#### [Esercizi]
a) Riproduci fedelmente il passo del testo su Rheinmetall che comincia con "In quel periodo" e termina con "città come Mariupol.".
b) Secondo il testo su Rheinmetall, dopo quale evento il gruppo di Düsseldorf ha dovuto rinunciare alle sue ambizioni sul mercato russo?
c) Prosegui il testo su Rheinmetall a partire dall'ultima frase riportata.

Secondo la stessa Rheinmetall, in un comunicato stampa del novembre 2011, la commessa era di «particolare importanza strategica» perché era il primo passo per entrare nel mercato russo, il primo di molti, speravano i dirigenti.

In quel periodo il governo federale tedesco era particolarmente focalizzato sul sostenere le esportazioni e le forze armate tedesche stavano ancora cercando di metter su una specie di partnership con quelle russe. Dieci anni dopo, nell’autunno del 2021, l’armata rossa si stava allenando proprio in quello stesso centro per preparare la brutale invasione dell’Ucraina e per apprendere le tattiche adatte al tipo di guerriglia urbana che ha preso forma in città come Mariupol.

Purtroppo per Rheinmetall, le cose non sono andate come speravano. Dopo l’annessione della Crimea nel 2014, il gruppo di Dusseldorf ha dovuto rinunciare alle sue ambizioni, ma fino ad allora l’ingresso nel mercato russo era talmente importante per l’azienda tedesca che, secondo le ricerche fatte da Correctiv e Welt, potrebbero aver preso in considerazione di facilitare la firma del contratto con delle tangenti.

#### [Record]
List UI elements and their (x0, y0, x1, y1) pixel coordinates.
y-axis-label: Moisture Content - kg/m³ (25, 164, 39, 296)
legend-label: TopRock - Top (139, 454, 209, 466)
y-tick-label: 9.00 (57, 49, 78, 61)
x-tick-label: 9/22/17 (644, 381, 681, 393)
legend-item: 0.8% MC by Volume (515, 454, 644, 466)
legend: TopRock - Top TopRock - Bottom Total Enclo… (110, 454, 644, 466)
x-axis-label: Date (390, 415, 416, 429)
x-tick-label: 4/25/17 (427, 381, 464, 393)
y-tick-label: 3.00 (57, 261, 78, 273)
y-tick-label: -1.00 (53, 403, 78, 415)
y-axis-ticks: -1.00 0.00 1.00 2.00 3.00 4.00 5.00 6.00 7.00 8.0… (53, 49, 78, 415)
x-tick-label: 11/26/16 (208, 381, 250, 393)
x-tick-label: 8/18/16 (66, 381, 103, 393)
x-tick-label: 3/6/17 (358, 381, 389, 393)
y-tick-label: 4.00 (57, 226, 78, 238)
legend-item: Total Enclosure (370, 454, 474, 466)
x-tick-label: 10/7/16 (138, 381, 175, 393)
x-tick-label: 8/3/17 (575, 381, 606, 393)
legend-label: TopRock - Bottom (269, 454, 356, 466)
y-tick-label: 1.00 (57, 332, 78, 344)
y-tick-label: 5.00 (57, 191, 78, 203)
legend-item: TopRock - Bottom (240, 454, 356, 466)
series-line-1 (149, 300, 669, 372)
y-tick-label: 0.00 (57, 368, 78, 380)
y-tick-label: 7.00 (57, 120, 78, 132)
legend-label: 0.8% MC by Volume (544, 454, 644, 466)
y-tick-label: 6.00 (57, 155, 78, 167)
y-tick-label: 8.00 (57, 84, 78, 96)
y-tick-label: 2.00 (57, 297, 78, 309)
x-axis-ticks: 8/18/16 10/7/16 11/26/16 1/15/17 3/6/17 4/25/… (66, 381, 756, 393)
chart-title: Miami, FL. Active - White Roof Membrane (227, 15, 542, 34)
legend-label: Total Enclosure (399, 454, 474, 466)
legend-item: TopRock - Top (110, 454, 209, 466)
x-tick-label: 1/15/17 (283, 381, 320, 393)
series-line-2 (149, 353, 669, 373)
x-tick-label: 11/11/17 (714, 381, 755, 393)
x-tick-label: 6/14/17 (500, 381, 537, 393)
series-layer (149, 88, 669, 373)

#### [Esercizi svolti]
a)
In quel periodo il governo federale tedesco era particolarmente focalizzato sul sostenere le esportazioni e le forze armate tedesche stavano ancora cercando di metter su una specie di partnership con quelle russe. Dieci anni dopo, nell’autunno del 2021, l’armata rossa si stava allenando proprio in quello stesso centro per preparare la brutale invasione dell’Ucraina e per apprendere le tattiche adatte al tipo di guerriglia urbana che ha preso forma in città come Mariupol.

b) Dopo l'annessione della Crimea nel 2014.

c)
Un’indagine ufficiale infatti, condotta dalla procura di Brema, aveva messo sotto inchiesta due manager del gruppo Rheinmetall per il pagamento, tramite un’azienda “di carta”, di 5,38 milioni di euro diretti verso soggetti russi non meglio identificati.
I due sono stati imputati per malversazione, o uso illecito di fondi dell’azienda, nel luglio 2019.

A Brema, Rheinmetall ha una presenza importante, e costruisce componenti elettroniche per i centri di addestramento, oltre che simulatori per equipaggi di sottomarini e molto altro.

Il procedimento penale però si è fermato l’anno successivo senza riuscire a provare l’effettivo pagamento di tangenti, e i due manager hanno patteggiato l’accusa di uso improprio di fondi, costretti al pagamento di un’ammenda da 12mila euro a testa.
Rheinmetall non ha risposto per ora alle domande di Correctiv, spiegando che troppi impiegati erano assenti per via delle vacanze di Pasqua.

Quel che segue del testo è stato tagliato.